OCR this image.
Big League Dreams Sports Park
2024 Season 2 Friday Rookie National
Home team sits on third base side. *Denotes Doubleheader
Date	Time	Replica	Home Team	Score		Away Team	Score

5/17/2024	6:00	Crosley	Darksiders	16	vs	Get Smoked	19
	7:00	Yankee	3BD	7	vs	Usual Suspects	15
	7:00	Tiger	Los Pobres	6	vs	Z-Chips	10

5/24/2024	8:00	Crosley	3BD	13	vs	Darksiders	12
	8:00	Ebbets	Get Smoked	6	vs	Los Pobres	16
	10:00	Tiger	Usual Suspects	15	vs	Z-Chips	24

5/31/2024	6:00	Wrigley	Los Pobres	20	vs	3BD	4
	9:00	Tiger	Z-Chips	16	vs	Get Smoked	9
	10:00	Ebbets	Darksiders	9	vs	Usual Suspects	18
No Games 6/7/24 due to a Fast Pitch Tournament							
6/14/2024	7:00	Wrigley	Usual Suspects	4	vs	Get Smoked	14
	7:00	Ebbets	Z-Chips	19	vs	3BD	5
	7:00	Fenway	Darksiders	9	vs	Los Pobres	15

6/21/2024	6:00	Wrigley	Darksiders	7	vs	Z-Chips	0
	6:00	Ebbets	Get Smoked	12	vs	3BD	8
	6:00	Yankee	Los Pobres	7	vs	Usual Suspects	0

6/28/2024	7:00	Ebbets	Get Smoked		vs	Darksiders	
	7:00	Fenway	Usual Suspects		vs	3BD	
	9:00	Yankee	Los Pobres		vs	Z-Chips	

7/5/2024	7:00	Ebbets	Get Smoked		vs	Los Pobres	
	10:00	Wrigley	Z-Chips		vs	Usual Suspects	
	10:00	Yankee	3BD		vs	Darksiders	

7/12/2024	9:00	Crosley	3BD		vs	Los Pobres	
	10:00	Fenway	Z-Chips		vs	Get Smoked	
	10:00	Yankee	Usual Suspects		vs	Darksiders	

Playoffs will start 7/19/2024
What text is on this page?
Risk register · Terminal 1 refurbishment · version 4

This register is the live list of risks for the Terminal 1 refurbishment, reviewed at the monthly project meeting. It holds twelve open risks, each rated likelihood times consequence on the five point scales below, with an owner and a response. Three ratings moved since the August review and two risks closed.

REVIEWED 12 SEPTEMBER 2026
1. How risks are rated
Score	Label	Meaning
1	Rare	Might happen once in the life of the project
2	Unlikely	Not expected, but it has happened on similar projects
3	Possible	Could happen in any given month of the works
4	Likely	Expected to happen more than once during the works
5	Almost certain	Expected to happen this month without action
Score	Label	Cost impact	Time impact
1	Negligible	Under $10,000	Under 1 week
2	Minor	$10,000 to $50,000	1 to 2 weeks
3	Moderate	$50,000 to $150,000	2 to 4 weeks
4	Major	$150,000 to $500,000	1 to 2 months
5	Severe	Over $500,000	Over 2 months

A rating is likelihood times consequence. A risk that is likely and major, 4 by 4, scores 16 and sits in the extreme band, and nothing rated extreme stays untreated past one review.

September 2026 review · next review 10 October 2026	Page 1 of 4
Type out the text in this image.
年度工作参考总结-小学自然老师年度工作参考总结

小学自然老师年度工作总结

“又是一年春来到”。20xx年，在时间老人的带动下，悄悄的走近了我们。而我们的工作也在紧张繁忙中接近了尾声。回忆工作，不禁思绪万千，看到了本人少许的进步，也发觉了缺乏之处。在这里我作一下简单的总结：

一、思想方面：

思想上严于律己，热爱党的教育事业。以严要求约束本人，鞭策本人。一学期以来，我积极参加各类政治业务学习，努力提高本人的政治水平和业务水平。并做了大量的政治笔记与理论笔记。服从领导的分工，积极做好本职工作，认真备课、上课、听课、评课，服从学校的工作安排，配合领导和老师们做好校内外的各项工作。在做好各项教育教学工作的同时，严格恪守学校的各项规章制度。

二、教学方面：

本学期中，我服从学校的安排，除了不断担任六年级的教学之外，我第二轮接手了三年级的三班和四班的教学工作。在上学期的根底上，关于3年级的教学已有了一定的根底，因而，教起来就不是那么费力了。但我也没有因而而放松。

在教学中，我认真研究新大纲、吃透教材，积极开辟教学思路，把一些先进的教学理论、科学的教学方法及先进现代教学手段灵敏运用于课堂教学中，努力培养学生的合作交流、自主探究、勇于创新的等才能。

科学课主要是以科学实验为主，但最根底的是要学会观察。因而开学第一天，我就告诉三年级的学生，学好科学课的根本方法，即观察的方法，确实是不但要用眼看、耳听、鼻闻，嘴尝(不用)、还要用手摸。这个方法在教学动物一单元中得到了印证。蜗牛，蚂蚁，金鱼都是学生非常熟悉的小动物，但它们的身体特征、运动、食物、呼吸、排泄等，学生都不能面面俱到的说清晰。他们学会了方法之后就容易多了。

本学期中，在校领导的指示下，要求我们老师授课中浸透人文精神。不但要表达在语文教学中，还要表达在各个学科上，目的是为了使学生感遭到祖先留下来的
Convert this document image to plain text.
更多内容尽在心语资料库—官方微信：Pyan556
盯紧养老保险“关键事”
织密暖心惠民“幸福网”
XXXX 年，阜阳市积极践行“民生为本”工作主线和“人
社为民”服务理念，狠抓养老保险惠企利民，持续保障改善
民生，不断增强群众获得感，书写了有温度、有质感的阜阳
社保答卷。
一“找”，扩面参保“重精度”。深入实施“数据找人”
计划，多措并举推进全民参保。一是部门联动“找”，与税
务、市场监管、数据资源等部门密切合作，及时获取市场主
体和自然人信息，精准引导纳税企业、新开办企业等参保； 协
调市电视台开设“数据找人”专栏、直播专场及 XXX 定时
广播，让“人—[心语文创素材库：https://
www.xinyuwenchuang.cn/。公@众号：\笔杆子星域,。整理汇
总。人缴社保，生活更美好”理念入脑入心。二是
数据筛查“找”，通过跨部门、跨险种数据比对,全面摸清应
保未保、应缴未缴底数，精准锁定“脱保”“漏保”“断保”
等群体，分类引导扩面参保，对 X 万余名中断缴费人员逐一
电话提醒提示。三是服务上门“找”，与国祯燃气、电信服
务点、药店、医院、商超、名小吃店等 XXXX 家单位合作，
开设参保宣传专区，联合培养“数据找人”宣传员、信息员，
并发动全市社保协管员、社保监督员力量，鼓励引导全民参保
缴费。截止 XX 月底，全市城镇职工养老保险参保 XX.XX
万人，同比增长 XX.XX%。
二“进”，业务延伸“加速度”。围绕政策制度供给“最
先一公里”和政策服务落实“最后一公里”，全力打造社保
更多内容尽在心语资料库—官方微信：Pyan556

__________________________________________________

* STATED PROBLEM: Produce an exact copy of every entry above.

* WRITTEN SOLUTION:
OCR this image.
Big League Dreams Sports Park
2024 Season 2 Friday Rookie National
Home team sits on third base side. *Denotes Doubleheader
Date	Time	Replica	Home Team	Score		Away Team	Score

5/17/2024	6:00	Crosley	Darksiders	16	vs	Get Smoked	19
	7:00	Yankee	3BD	7	vs	Usual Suspects	15
	7:00	Tiger	Los Pobres	6	vs	Z-Chips	10

5/24/2024	8:00	Crosley	3BD	13	vs	Darksiders	12
	8:00	Ebbets	Get Smoked	6	vs	Los Pobres	16
	10:00	Tiger	Usual Suspects	15	vs	Z-Chips	24

5/31/2024	6:00	Wrigley	Los Pobres	20	vs	3BD	4
	9:00	Tiger	Z-Chips	16	vs	Get Smoked	9
	10:00	Ebbets	Darksiders	9	vs	Usual Suspects	18
No Games 6/7/24 due to a Fast Pitch Tournament							
6/14/2024	7:00	Wrigley	Usual Suspects	4	vs	Get Smoked	14
	7:00	Ebbets	Z-Chips	19	vs	3BD	5
	7:00	Fenway	Darksiders	9	vs	Los Pobres	15

6/21/2024	6:00	Wrigley	Darksiders	7	vs	Z-Chips	0
	6:00	Ebbets	Get Smoked	12	vs	3BD	8
	6:00	Yankee	Los Pobres	7	vs	Usual Suspects	0

6/28/2024	7:00	Ebbets	Get Smoked		vs	Darksiders	
	7:00	Fenway	Usual Suspects		vs	3BD	
	9:00	Yankee	Los Pobres		vs	Z-Chips	

7/5/2024	7:00	Ebbets	Get Smoked		vs	Los Pobres	
	10:00	Wrigley	Z-Chips		vs	Usual Suspects	
	10:00	Yankee	3BD		vs	Darksiders	

7/12/2024	9:00	Crosley	3BD		vs	Los Pobres	
	10:00	Fenway	Z-Chips		vs	Get Smoked	
	10:00	Yankee	Usual Suspects		vs	Darksiders	

Playoffs will start 7/19/2024
What text is on this page?
Risk register · Terminal 1 refurbishment · version 4

This register is the live list of risks for the Terminal 1 refurbishment, reviewed at the monthly project meeting. It holds twelve open risks, each rated likelihood times consequence on the five point scales below, with an owner and a response. Three ratings moved since the August review and two risks closed.

REVIEWED 12 SEPTEMBER 2026
1. How risks are rated
Score	Label	Meaning
1	Rare	Might happen once in the life of the project
2	Unlikely	Not expected, but it has happened on similar projects
3	Possible	Could happen in any given month of the works
4	Likely	Expected to happen more than once during the works
5	Almost certain	Expected to happen this month without action
Score	Label	Cost impact	Time impact
1	Negligible	Under $10,000	Under 1 week
2	Minor	$10,000 to $50,000	1 to 2 weeks
3	Moderate	$50,000 to $150,000	2 to 4 weeks
4	Major	$150,000 to $500,000	1 to 2 months
5	Severe	Over $500,000	Over 2 months

A rating is likelihood times consequence. A risk that is likely and major, 4 by 4, scores 16 and sits in the extreme band, and nothing rated extreme stays untreated past one review.

September 2026 review · next review 10 October 2026	Page 1 of 4
Type out the text in this image.
年度工作参考总结-小学自然老师年度工作参考总结

小学自然老师年度工作总结

“又是一年春来到”。20xx年，在时间老人的带动下，悄悄的走近了我们。而我们的工作也在紧张繁忙中接近了尾声。回忆工作，不禁思绪万千，看到了本人少许的进步，也发觉了缺乏之处。在这里我作一下简单的总结：

一、思想方面：

思想上严于律己，热爱党的教育事业。以严要求约束本人，鞭策本人。一学期以来，我积极参加各类政治业务学习，努力提高本人的政治水平和业务水平。并做了大量的政治笔记与理论笔记。服从领导的分工，积极做好本职工作，认真备课、上课、听课、评课，服从学校的工作安排，配合领导和老师们做好校内外的各项工作。在做好各项教育教学工作的同时，严格恪守学校的各项规章制度。

二、教学方面：

本学期中，我服从学校的安排，除了不断担任六年级的教学之外，我第二轮接手了三年级的三班和四班的教学工作。在上学期的根底上，关于3年级的教学已有了一定的根底，因而，教起来就不是那么费力了。但我也没有因而而放松。

在教学中，我认真研究新大纲、吃透教材，积极开辟教学思路，把一些先进的教学理论、科学的教学方法及先进现代教学手段灵敏运用于课堂教学中，努力培养学生的合作交流、自主探究、勇于创新的等才能。

科学课主要是以科学实验为主，但最根底的是要学会观察。因而开学第一天，我就告诉三年级的学生，学好科学课的根本方法，即观察的方法，确实是不但要用眼看、耳听、鼻闻，嘴尝(不用)、还要用手摸。这个方法在教学动物一单元中得到了印证。蜗牛，蚂蚁，金鱼都是学生非常熟悉的小动物，但它们的身体特征、运动、食物、呼吸、排泄等，学生都不能面面俱到的说清晰。他们学会了方法之后就容易多了。

本学期中，在校领导的指示下，要求我们老师授课中浸透人文精神。不但要表达在语文教学中，还要表达在各个学科上，目的是为了使学生感遭到祖先留下来的
Convert this document image to plain text.
更多内容尽在心语资料库—官方微信：Pyan556
盯紧养老保险“关键事”
织密暖心惠民“幸福网”
XXXX 年，阜阳市积极践行“民生为本”工作主线和“人
社为民”服务理念，狠抓养老保险惠企利民，持续保障改善
民生，不断增强群众获得感，书写了有温度、有质感的阜阳
社保答卷。
一“找”，扩面参保“重精度”。深入实施“数据找人”
计划，多措并举推进全民参保。一是部门联动“找”，与税
务、市场监管、数据资源等部门密切合作，及时获取市场主
体和自然人信息，精准引导纳税企业、新开办企业等参保； 协
调市电视台开设“数据找人”专栏、直播专场及 XXX 定时
广播，让“人—[心语文创素材库：https://
www.xinyuwenchuang.cn/。公@众号：\笔杆子星域,。整理汇
总。人缴社保，生活更美好”理念入脑入心。二是
数据筛查“找”，通过跨部门、跨险种数据比对,全面摸清应
保未保、应缴未缴底数，精准锁定“脱保”“漏保”“断保”
等群体，分类引导扩面参保，对 X 万余名中断缴费人员逐一
电话提醒提示。三是服务上门“找”，与国祯燃气、电信服
务点、药店、医院、商超、名小吃店等 XXXX 家单位合作，
开设参保宣传专区，联合培养“数据找人”宣传员、信息员，
并发动全市社保协管员、社保监督员力量，鼓励引导全民参保
缴费。截止 XX 月底，全市城镇职工养老保险参保 XX.XX
万人，同比增长 XX.XX%。
二“进”，业务延伸“加速度”。围绕政策制度供给“最
先一公里”和政策服务落实“最后一公里”，全力打造社保
更多内容尽在心语资料库—官方微信：Pyan556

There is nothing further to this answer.